■ Data supplied:
-------

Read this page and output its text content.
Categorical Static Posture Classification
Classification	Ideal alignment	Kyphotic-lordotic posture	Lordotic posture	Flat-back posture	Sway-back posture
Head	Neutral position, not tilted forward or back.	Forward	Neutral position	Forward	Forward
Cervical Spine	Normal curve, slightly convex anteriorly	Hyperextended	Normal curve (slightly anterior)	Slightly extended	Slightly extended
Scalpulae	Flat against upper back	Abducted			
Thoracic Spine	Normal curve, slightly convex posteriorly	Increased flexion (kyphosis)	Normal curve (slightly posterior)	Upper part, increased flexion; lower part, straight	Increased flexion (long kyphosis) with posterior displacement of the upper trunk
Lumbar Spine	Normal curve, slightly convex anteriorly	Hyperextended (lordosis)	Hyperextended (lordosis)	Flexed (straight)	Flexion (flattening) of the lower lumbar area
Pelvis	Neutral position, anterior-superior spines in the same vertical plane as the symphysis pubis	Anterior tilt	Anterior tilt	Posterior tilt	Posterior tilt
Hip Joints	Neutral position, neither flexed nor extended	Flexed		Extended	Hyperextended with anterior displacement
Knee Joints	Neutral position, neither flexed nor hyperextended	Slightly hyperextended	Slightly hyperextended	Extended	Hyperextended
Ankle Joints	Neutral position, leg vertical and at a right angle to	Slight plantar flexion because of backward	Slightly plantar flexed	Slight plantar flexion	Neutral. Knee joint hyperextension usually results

-------

■ What the exercise asks:
Reproduce every line above without error.

■ Exercise result:
Read this page and output its text content.
Categorical Static Posture Classification
Classification	Ideal alignment	Kyphotic-lordotic posture	Lordotic posture	Flat-back posture	Sway-back posture
Head	Neutral position, not tilted forward or back.	Forward	Neutral position	Forward	Forward
Cervical Spine	Normal curve, slightly convex anteriorly	Hyperextended	Normal curve (slightly anterior)	Slightly extended	Slightly extended
Scalpulae	Flat against upper back	Abducted			
Thoracic Spine	Normal curve, slightly convex posteriorly	Increased flexion (kyphosis)	Normal curve (slightly posterior)	Upper part, increased flexion; lower part, straight	Increased flexion (long kyphosis) with posterior displacement of the upper trunk
Lumbar Spine	Normal curve, slightly convex anteriorly	Hyperextended (lordosis)	Hyperextended (lordosis)	Flexed (straight)	Flexion (flattening) of the lower lumbar area
Pelvis	Neutral position, anterior-superior spines in the same vertical plane as the symphysis pubis	Anterior tilt	Anterior tilt	Posterior tilt	Posterior tilt
Hip Joints	Neutral position, neither flexed nor extended	Flexed		Extended	Hyperextended with anterior displacement
Knee Joints	Neutral position, neither flexed nor hyperextended	Slightly hyperextended	Slightly hyperextended	Extended	Hyperextended
Ankle Joints	Neutral position, leg vertical and at a right angle to	Slight plantar flexion because of backward	Slightly plantar flexed	Slight plantar flexion	Neutral. Knee joint hyperextension usually results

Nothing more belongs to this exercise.